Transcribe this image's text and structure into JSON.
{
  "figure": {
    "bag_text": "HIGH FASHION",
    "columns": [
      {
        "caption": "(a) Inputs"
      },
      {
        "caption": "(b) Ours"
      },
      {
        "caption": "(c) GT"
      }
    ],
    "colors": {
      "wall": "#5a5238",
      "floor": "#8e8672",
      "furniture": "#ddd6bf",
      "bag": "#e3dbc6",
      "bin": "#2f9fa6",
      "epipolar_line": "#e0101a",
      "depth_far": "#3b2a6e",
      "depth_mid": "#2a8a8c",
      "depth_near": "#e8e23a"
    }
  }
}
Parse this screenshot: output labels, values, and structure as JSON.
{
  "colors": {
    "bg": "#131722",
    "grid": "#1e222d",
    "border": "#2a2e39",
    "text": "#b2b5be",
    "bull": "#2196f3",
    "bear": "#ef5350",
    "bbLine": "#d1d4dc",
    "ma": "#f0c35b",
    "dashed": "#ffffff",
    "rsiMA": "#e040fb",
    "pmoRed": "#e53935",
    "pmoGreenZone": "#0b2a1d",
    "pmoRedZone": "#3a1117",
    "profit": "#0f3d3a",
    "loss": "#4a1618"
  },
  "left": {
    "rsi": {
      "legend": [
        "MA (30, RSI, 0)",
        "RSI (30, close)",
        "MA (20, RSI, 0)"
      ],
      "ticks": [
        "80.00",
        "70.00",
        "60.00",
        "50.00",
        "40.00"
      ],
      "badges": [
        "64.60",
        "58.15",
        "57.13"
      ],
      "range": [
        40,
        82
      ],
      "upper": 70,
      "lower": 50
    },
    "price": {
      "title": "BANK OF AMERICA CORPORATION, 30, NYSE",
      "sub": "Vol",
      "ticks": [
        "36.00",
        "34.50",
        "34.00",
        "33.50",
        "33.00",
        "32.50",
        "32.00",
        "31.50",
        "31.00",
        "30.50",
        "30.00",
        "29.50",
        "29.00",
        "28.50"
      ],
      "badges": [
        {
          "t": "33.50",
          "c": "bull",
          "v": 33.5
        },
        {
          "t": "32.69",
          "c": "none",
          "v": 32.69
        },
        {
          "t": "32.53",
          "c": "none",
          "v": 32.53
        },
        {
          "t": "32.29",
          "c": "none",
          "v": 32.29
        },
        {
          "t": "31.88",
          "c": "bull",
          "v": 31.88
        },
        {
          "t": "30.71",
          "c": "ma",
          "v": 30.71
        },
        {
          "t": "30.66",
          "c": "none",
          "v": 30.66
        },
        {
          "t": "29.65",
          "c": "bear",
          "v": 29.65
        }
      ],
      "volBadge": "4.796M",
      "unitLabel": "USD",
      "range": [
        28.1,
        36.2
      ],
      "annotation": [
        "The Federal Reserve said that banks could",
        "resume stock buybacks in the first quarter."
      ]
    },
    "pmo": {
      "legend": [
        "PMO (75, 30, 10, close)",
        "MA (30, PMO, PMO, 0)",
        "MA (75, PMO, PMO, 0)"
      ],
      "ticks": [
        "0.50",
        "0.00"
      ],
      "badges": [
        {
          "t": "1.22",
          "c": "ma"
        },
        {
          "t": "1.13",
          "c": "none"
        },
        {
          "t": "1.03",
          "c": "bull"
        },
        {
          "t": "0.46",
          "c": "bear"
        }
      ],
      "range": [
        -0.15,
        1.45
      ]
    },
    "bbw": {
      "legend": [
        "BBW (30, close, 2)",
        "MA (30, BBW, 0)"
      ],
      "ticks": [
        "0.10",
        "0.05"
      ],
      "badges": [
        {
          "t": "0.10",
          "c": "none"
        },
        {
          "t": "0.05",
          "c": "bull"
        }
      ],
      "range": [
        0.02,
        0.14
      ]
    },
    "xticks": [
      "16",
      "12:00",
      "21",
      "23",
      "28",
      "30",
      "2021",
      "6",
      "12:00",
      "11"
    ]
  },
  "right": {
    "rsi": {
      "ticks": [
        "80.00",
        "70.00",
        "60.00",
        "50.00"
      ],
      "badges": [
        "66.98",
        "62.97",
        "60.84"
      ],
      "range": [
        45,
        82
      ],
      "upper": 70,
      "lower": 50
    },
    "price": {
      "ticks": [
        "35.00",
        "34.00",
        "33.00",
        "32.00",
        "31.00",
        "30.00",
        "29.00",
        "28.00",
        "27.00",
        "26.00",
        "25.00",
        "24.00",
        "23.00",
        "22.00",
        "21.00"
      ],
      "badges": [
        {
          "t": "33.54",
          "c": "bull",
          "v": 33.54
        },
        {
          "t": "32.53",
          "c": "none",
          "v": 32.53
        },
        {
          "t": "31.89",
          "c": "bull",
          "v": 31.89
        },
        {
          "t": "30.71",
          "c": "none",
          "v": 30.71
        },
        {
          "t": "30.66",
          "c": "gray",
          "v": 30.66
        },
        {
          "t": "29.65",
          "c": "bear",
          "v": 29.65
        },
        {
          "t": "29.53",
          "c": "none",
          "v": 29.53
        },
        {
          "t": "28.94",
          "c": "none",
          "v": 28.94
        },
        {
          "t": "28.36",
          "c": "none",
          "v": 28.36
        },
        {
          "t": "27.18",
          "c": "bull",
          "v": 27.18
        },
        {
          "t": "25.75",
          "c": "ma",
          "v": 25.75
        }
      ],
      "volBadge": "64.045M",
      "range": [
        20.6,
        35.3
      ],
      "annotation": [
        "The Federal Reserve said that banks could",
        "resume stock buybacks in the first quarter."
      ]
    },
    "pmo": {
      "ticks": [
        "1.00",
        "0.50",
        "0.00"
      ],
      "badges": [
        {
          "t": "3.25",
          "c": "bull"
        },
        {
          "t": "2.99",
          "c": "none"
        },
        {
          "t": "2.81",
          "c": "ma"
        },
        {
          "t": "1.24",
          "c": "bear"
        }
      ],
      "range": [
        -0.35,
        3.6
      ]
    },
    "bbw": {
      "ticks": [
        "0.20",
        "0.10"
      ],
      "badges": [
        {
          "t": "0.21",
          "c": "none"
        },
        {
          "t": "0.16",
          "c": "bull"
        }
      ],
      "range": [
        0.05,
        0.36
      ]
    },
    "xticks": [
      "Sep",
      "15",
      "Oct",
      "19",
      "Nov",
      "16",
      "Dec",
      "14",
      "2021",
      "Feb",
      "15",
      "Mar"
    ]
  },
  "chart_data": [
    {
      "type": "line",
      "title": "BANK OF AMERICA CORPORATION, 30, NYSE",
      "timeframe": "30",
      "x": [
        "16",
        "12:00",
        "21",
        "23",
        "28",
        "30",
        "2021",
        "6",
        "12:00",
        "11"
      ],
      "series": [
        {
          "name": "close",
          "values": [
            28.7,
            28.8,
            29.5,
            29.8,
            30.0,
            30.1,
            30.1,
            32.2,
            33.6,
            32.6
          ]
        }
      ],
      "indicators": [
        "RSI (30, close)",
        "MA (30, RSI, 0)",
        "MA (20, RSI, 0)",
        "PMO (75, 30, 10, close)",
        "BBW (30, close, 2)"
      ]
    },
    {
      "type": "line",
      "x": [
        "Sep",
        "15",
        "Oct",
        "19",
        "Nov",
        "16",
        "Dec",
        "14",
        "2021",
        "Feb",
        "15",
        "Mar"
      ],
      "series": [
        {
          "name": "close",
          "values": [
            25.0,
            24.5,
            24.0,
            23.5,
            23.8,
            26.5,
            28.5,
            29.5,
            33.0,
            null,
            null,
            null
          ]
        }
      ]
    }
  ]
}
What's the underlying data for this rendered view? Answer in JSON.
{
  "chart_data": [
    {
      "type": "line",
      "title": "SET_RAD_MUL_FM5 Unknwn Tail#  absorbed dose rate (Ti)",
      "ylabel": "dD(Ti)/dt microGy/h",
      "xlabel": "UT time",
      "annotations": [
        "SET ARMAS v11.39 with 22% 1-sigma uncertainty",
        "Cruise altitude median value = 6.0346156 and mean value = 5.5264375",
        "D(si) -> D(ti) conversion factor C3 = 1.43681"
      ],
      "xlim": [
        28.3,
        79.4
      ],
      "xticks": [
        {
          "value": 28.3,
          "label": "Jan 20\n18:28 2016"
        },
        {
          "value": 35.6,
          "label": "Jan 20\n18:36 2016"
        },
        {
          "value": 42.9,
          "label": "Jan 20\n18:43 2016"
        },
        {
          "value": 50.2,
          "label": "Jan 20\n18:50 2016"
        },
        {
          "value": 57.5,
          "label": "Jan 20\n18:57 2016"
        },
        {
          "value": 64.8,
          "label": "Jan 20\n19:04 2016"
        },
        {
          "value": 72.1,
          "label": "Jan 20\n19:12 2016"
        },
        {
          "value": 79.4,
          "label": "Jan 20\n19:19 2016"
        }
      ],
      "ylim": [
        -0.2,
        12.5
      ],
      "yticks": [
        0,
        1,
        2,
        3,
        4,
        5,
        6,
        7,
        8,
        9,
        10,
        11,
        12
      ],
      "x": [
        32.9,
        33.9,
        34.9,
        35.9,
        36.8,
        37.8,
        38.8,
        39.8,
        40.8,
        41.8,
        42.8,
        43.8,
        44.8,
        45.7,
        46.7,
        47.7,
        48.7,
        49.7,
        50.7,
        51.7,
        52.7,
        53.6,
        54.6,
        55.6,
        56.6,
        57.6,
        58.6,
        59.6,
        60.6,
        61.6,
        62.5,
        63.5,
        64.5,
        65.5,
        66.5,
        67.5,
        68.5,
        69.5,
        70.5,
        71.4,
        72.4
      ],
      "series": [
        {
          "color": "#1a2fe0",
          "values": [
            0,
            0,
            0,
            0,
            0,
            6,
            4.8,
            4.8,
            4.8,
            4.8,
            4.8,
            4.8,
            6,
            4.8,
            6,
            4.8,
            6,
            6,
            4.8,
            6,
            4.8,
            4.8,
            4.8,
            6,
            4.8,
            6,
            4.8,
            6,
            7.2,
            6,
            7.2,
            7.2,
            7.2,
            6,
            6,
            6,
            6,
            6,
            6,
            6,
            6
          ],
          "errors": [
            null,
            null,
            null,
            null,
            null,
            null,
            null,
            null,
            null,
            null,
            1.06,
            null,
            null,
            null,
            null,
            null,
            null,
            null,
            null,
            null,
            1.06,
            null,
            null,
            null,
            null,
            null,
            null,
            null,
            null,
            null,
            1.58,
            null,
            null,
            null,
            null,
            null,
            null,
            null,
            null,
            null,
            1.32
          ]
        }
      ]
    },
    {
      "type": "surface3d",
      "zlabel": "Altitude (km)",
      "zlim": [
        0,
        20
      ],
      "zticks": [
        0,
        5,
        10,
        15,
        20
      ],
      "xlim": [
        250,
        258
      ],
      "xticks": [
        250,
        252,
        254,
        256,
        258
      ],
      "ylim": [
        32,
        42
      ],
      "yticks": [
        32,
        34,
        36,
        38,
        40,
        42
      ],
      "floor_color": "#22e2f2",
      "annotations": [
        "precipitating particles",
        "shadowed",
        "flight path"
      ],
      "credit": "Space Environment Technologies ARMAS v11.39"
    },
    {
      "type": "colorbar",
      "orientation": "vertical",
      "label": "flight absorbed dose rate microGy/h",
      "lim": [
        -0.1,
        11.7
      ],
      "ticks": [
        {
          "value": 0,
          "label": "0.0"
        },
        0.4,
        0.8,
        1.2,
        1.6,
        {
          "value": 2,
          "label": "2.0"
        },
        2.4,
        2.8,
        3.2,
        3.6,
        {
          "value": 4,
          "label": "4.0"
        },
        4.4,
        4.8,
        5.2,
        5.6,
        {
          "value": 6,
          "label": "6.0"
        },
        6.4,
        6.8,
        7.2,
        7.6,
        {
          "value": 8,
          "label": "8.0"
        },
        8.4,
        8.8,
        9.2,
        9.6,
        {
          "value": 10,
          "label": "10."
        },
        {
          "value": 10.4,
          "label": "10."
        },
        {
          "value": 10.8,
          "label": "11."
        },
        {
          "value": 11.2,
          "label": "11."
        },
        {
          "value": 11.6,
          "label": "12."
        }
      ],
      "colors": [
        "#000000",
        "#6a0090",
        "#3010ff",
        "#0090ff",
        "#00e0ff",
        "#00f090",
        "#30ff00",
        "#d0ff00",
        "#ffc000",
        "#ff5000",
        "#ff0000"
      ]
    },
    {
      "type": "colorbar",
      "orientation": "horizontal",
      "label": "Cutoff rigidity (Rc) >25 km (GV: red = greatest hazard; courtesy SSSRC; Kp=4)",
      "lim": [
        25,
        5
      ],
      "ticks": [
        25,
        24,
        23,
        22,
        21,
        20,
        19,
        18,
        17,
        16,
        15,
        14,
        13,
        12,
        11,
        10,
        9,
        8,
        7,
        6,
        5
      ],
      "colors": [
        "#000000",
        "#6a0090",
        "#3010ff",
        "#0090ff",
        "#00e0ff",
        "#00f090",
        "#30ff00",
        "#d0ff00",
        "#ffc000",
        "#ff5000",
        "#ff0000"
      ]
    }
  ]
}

+ + +

- What to work on
Check each line above for the string "microGy", then copy the ones that have it.

- Answer to the task
      "ylabel": "dD(Ti)/dt microGy/h",
      "label": "flight absorbed dose rate microGy/h",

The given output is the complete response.